Collected data entries

========

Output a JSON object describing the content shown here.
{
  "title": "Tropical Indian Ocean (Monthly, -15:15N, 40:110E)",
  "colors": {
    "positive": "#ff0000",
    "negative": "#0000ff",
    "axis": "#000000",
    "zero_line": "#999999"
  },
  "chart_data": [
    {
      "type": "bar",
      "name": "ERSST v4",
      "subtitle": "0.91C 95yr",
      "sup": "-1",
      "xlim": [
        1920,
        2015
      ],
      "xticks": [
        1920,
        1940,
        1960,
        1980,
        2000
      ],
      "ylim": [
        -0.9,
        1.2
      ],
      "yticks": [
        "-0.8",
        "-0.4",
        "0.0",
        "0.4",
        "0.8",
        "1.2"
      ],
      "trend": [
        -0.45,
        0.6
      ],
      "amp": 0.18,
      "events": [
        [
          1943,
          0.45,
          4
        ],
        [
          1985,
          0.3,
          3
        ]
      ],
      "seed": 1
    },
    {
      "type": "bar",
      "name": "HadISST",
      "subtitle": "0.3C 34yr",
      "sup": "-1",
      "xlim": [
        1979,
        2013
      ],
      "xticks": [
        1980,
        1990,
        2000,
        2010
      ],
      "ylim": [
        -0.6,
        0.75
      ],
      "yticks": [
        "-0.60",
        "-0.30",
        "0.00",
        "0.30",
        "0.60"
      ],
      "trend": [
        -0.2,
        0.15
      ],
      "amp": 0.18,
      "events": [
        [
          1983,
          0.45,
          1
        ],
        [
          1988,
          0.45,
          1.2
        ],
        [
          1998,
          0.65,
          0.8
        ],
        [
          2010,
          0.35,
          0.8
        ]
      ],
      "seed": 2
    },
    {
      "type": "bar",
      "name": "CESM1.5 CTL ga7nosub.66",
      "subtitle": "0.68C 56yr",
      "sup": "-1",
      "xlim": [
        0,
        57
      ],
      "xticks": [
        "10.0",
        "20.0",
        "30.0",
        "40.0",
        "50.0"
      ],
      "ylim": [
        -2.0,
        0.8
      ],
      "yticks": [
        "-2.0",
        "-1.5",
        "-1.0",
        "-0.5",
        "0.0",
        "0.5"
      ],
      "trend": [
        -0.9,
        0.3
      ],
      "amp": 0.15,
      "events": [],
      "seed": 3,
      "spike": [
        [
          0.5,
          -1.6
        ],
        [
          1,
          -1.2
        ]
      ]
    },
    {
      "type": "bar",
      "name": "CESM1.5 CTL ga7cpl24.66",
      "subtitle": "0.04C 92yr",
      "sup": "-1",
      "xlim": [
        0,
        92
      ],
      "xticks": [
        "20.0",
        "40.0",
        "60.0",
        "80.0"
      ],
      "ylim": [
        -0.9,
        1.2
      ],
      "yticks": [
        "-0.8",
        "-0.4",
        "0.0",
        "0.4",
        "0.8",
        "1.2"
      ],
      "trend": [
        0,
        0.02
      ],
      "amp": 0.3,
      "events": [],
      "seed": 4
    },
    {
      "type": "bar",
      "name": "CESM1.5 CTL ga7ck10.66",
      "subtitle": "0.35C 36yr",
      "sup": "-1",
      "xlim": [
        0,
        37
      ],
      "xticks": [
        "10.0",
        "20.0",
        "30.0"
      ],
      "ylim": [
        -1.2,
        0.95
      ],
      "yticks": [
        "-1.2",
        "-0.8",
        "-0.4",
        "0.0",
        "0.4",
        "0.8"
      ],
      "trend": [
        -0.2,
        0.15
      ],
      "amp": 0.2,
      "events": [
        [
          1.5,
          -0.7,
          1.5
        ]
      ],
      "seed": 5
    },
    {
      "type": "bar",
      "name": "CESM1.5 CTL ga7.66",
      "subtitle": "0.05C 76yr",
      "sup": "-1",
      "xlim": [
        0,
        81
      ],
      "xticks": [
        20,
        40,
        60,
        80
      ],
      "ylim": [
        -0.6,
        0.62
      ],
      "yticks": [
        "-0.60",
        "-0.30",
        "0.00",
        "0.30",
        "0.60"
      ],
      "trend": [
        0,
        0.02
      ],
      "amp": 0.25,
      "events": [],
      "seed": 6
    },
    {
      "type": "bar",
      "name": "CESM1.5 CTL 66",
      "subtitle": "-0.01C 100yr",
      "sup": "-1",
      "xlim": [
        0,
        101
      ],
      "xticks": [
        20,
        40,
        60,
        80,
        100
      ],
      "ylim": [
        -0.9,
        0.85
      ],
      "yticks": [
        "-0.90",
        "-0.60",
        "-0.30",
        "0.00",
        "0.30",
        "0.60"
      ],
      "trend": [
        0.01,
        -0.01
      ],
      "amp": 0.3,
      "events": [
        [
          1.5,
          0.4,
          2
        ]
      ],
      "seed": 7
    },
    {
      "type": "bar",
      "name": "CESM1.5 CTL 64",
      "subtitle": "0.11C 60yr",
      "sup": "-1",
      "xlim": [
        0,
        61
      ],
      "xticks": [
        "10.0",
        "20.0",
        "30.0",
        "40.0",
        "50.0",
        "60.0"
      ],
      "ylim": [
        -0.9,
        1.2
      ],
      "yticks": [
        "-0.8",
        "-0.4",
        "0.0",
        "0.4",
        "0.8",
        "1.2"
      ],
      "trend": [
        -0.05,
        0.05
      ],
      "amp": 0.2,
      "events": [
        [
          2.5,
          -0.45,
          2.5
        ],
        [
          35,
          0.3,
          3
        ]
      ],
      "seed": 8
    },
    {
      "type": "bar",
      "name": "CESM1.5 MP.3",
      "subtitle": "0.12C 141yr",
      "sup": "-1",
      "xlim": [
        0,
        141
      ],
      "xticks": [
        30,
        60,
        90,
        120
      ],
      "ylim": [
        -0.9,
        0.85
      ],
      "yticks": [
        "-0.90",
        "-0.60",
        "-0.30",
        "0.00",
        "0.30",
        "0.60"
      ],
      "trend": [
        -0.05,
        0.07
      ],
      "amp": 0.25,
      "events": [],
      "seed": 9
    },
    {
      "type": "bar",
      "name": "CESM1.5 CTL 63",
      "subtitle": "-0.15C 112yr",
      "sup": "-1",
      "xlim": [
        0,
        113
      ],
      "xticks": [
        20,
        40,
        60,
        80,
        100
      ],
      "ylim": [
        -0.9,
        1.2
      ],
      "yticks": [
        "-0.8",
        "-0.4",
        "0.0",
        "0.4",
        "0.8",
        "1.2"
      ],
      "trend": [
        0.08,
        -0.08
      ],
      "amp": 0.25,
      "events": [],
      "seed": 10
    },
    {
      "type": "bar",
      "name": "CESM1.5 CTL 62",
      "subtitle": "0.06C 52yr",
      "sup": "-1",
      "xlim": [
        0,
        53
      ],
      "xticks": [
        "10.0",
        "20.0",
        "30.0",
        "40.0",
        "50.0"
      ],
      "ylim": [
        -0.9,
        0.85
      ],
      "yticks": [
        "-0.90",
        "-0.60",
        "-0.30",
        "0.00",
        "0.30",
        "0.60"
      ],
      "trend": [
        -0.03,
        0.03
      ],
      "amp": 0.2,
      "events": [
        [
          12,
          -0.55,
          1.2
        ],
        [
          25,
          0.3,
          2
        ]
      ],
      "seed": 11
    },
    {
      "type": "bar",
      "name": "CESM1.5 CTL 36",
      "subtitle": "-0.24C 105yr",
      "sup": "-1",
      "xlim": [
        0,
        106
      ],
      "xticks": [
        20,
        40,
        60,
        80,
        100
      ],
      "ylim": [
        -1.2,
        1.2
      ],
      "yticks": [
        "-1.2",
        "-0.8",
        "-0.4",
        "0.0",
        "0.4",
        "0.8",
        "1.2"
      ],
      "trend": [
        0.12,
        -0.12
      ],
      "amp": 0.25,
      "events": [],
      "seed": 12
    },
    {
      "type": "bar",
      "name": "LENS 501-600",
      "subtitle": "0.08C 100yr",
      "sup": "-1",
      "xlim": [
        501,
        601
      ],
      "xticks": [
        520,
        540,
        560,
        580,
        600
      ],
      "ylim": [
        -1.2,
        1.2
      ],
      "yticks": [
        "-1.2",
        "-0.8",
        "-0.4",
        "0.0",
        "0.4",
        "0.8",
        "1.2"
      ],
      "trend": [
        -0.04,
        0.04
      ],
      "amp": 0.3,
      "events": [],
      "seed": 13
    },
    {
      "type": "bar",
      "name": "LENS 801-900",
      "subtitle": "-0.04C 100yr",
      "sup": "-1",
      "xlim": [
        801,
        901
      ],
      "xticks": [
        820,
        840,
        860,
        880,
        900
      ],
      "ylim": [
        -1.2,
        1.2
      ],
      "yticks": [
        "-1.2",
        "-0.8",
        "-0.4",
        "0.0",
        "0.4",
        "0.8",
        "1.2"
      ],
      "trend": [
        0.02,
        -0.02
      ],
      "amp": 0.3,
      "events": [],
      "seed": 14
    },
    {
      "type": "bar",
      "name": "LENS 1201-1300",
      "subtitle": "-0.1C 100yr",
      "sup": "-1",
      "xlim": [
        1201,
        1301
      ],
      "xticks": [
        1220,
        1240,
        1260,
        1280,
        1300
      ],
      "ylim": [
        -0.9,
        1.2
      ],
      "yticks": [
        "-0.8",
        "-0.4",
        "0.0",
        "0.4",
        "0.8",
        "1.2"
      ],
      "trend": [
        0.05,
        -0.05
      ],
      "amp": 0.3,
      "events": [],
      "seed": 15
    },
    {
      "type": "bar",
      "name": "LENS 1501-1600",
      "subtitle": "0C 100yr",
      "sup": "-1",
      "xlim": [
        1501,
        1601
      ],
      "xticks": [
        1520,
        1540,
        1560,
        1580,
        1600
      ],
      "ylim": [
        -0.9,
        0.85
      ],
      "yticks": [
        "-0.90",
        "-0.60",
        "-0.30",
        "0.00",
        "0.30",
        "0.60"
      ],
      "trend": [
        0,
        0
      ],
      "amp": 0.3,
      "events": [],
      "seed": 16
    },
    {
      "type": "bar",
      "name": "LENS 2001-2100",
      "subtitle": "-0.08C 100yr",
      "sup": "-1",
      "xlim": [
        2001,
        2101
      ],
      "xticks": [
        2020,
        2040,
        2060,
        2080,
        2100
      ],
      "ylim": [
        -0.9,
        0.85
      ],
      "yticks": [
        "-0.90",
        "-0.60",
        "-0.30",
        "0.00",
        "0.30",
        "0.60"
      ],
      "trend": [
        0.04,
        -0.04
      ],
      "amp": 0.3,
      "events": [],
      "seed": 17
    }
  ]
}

========

### [Exercise description]
Gather each line from the entries above that includes the word "LENS".

### [Complete response]
      "name": "LENS 501-600",
      "name": "LENS 801-900",
      "name": "LENS 1201-1300",
      "name": "LENS 1501-1600",
      "name": "LENS 2001-2100",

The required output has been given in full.